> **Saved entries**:
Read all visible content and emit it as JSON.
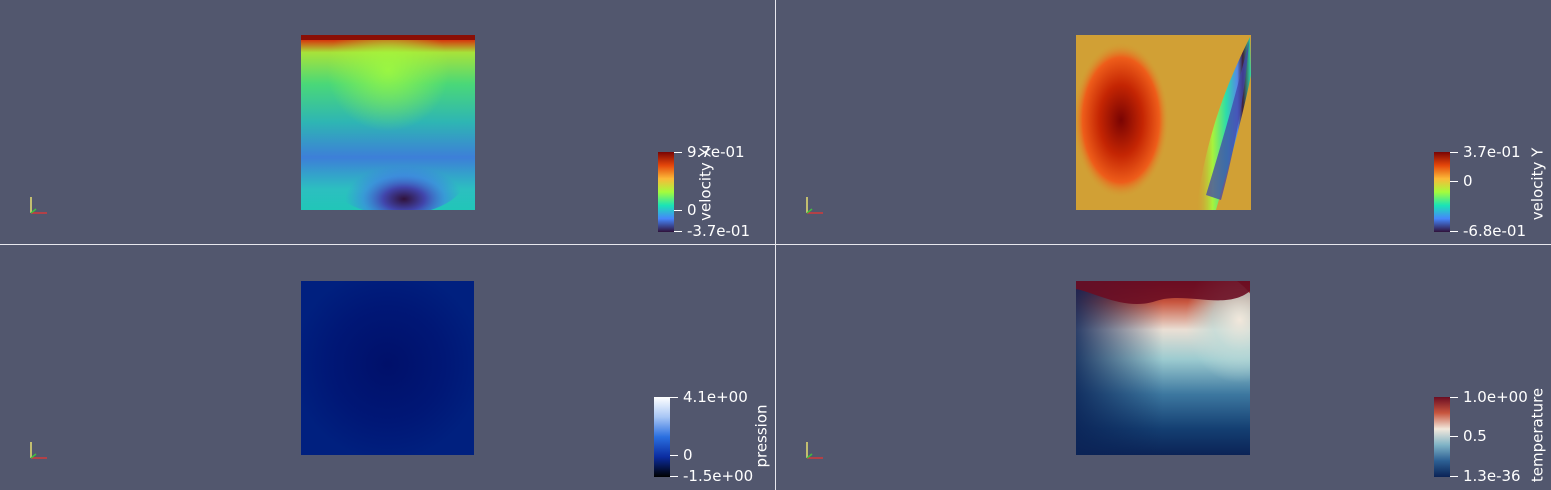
{
  "views": [
    {
      "id": "tl",
      "scalar_name": "velocity X",
      "colormap": "turbo",
      "ticks": [
        "9.7e-01",
        "0",
        "-3.7e-01"
      ]
    },
    {
      "id": "tr",
      "scalar_name": "velocity Y",
      "colormap": "turbo",
      "ticks": [
        "3.7e-01",
        "0",
        "-6.8e-01"
      ]
    },
    {
      "id": "bl",
      "scalar_name": "pression",
      "colormap": "blue-white",
      "ticks": [
        "4.1e+00",
        "0",
        "-1.5e+00"
      ]
    },
    {
      "id": "br",
      "scalar_name": "temperature",
      "colormap": "blue-white-red",
      "ticks": [
        "1.0e+00",
        "0.5",
        "1.3e-36"
      ]
    }
  ],
  "colors": {
    "background": "#52576e",
    "divider": "#e8e8ee",
    "axis_x": "#d23a3a",
    "axis_y": "#e8e070",
    "axis_z": "#3fbf3f"
  }
}
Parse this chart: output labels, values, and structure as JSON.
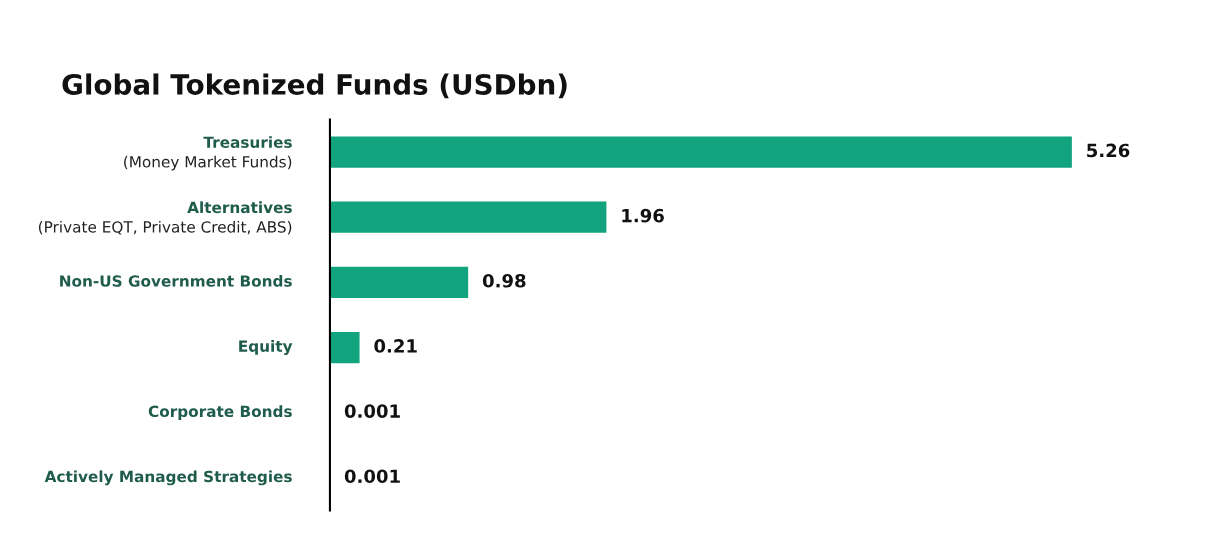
{
  "chart_data": {
    "type": "bar",
    "orientation": "horizontal",
    "title": "Global Tokenized Funds (USDbn)",
    "categories": [
      "Treasuries\n(Money Market Funds)",
      "Alternatives\n(Private EQT, Private Credit, ABS)",
      "Non-US Government Bonds",
      "Equity",
      "Corporate Bonds",
      "Actively Managed Strategies"
    ],
    "values": [
      5.26,
      1.96,
      0.98,
      0.21,
      0.001,
      0.001
    ],
    "color": "#12a47f",
    "data_labels": true,
    "tick_labels": "y"
  }
}
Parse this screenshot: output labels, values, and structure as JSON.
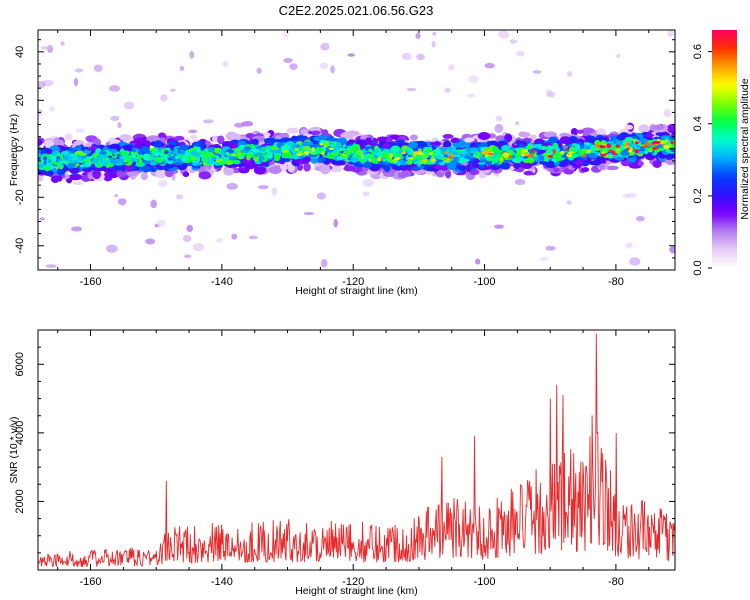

> **EXERCISE**:
Count how many lines in the data contain the word "Parse", giving the number without comment.

> **FINAL RESULT**:
2